Copy each line in which the string "Anzahl" occurs.

··· Data extract ···

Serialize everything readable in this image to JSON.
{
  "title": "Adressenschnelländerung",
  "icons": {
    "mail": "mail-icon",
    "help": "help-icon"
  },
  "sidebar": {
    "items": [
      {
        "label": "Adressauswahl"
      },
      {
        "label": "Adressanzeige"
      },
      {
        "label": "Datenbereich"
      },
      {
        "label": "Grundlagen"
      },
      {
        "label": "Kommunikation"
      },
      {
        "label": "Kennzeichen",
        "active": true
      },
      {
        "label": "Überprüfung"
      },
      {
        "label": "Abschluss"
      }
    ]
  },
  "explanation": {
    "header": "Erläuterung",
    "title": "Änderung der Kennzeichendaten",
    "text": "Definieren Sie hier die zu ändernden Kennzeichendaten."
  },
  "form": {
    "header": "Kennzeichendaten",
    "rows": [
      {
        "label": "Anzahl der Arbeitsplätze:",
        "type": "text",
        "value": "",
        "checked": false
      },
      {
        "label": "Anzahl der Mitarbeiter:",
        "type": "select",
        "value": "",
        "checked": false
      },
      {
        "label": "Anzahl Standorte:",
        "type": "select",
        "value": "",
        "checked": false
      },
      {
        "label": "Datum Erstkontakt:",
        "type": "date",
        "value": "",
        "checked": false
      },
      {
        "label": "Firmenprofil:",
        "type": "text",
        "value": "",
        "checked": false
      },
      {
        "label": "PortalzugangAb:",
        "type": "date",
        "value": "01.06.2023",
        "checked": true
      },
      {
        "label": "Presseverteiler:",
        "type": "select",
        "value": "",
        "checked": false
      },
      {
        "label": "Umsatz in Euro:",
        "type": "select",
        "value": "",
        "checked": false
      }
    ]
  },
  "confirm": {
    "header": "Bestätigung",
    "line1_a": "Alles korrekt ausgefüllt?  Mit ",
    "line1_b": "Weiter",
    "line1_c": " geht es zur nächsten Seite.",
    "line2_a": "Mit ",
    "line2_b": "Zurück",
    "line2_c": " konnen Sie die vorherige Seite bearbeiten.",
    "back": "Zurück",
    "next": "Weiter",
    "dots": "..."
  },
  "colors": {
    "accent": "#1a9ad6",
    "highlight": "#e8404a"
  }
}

···

**Answer to this problem:**
        "label": "Anzahl der Arbeitsplätze:",
        "label": "Anzahl der Mitarbeiter:",
        "label": "Anzahl Standorte:",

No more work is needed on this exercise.